## Begin Exercise inputs

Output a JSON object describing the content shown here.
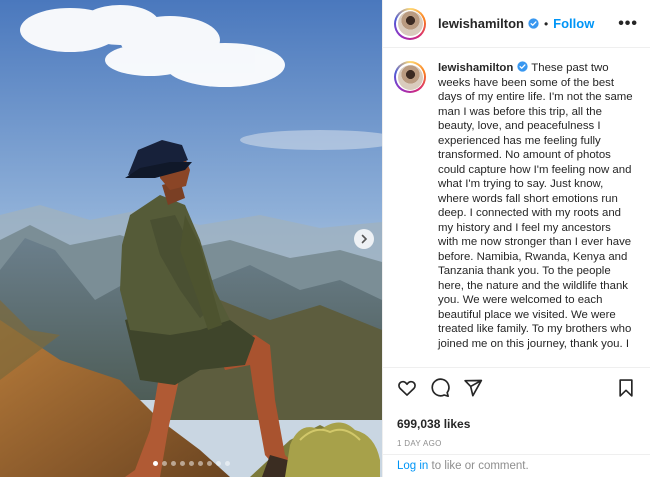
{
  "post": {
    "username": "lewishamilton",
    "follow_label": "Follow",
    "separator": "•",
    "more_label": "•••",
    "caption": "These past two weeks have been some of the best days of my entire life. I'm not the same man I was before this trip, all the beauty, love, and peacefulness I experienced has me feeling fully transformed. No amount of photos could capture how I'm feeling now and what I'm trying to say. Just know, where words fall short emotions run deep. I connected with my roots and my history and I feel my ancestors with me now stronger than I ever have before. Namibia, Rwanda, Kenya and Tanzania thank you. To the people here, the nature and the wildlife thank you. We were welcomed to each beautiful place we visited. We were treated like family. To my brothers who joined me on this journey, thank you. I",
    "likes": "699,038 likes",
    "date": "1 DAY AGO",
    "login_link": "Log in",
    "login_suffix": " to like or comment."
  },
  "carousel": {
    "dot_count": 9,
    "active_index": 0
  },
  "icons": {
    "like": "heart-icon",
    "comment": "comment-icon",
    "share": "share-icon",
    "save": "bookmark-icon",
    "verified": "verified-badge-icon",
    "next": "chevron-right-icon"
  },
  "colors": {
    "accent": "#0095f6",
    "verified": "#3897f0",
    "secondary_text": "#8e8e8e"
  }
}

## End Exercise inputs

Directions for this task: Every line should be retyped exactly, with the pictures omitted.

Response below:
Output a JSON object describing the content shown here.
{
  "post": {
    "username": "lewishamilton",
    "follow_label": "Follow",
    "separator": "•",
    "more_label": "•••",
    "caption": "These past two weeks have been some of the best days of my entire life. I'm not the same man I was before this trip, all the beauty, love, and peacefulness I experienced has me feeling fully transformed. No amount of photos could capture how I'm feeling now and what I'm trying to say. Just know, where words fall short emotions run deep. I connected with my roots and my history and I feel my ancestors with me now stronger than I ever have before. Namibia, Rwanda, Kenya and Tanzania thank you. To the people here, the nature and the wildlife thank you. We were welcomed to each beautiful place we visited. We were treated like family. To my brothers who joined me on this journey, thank you. I",
    "likes": "699,038 likes",
    "date": "1 DAY AGO",
    "login_link": "Log in",
    "login_suffix": " to like or comment."
  },
  "carousel": {
    "dot_count": 9,
    "active_index": 0
  },
  "icons": {
    "like": "heart-icon",
    "comment": "comment-icon",
    "share": "share-icon",
    "save": "bookmark-icon",
    "verified": "verified-badge-icon",
    "next": "chevron-right-icon"
  },
  "colors": {
    "accent": "#0095f6",
    "verified": "#3897f0",
    "secondary_text": "#8e8e8e"
  }
}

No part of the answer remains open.